* Short exercise
Go through the listing and copy every line word for word.

start

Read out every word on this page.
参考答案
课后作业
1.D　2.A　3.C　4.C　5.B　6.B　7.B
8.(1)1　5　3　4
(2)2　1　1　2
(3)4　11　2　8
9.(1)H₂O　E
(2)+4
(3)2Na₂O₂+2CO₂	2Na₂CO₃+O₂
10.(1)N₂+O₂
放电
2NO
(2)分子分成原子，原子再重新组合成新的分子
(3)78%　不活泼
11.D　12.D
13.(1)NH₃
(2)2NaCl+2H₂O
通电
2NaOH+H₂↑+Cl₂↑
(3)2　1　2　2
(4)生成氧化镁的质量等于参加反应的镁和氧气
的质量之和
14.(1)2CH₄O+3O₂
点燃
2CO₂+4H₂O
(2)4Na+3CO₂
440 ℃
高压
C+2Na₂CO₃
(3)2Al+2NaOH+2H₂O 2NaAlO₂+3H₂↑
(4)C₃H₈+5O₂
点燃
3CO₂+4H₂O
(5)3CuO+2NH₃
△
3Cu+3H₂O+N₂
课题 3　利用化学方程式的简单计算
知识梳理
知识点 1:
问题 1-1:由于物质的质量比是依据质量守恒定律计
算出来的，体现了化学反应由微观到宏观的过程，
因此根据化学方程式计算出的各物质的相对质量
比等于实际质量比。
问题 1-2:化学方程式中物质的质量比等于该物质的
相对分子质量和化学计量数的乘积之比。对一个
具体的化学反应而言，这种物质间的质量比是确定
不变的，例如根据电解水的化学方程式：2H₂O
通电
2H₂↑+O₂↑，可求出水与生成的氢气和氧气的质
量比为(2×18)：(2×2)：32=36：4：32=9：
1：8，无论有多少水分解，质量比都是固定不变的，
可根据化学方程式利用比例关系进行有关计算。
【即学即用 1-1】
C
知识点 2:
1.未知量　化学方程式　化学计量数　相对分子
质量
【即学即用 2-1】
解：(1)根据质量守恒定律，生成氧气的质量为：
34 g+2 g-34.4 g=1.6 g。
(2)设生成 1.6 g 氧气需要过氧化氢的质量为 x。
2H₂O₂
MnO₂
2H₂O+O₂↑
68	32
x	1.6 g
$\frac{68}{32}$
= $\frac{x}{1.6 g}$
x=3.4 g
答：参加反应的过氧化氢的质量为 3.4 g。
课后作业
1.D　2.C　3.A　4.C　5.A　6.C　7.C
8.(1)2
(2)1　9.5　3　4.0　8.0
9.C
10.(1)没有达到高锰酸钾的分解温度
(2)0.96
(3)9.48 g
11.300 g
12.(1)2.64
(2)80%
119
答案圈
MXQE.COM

end

* Solution below
Read out every word on this page.
参考答案
课后作业
1.D　2.A　3.C　4.C　5.B　6.B　7.B
8.(1)1　5　3　4
(2)2　1　1　2
(3)4　11　2　8
9.(1)H₂O　E
(2)+4
(3)2Na₂O₂+2CO₂	2Na₂CO₃+O₂
10.(1)N₂+O₂
放电
2NO
(2)分子分成原子，原子再重新组合成新的分子
(3)78%　不活泼
11.D　12.D
13.(1)NH₃
(2)2NaCl+2H₂O
通电
2NaOH+H₂↑+Cl₂↑
(3)2　1　2　2
(4)生成氧化镁的质量等于参加反应的镁和氧气
的质量之和
14.(1)2CH₄O+3O₂
点燃
2CO₂+4H₂O
(2)4Na+3CO₂
440 ℃
高压
C+2Na₂CO₃
(3)2Al+2NaOH+2H₂O 2NaAlO₂+3H₂↑
(4)C₃H₈+5O₂
点燃
3CO₂+4H₂O
(5)3CuO+2NH₃
△
3Cu+3H₂O+N₂
课题 3　利用化学方程式的简单计算
知识梳理
知识点 1:
问题 1-1:由于物质的质量比是依据质量守恒定律计
算出来的，体现了化学反应由微观到宏观的过程，
因此根据化学方程式计算出的各物质的相对质量
比等于实际质量比。
问题 1-2:化学方程式中物质的质量比等于该物质的
相对分子质量和化学计量数的乘积之比。对一个
具体的化学反应而言，这种物质间的质量比是确定
不变的，例如根据电解水的化学方程式：2H₂O
通电
2H₂↑+O₂↑，可求出水与生成的氢气和氧气的质
量比为(2×18)：(2×2)：32=36：4：32=9：
1：8，无论有多少水分解，质量比都是固定不变的，
可根据化学方程式利用比例关系进行有关计算。
【即学即用 1-1】
C
知识点 2:
1.未知量　化学方程式　化学计量数　相对分子
质量
【即学即用 2-1】
解：(1)根据质量守恒定律，生成氧气的质量为：
34 g+2 g-34.4 g=1.6 g。
(2)设生成 1.6 g 氧气需要过氧化氢的质量为 x。
2H₂O₂
MnO₂
2H₂O+O₂↑
68	32
x	1.6 g
$\frac{68}{32}$
= $\frac{x}{1.6 g}$
x=3.4 g
答：参加反应的过氧化氢的质量为 3.4 g。
课后作业
1.D　2.C　3.A　4.C　5.A　6.C　7.C
8.(1)2
(2)1　9.5　3　4.0　8.0
9.C
10.(1)没有达到高锰酸钾的分解温度
(2)0.96
(3)9.48 g
11.300 g
12.(1)2.64
(2)80%
119
答案圈
MXQE.COM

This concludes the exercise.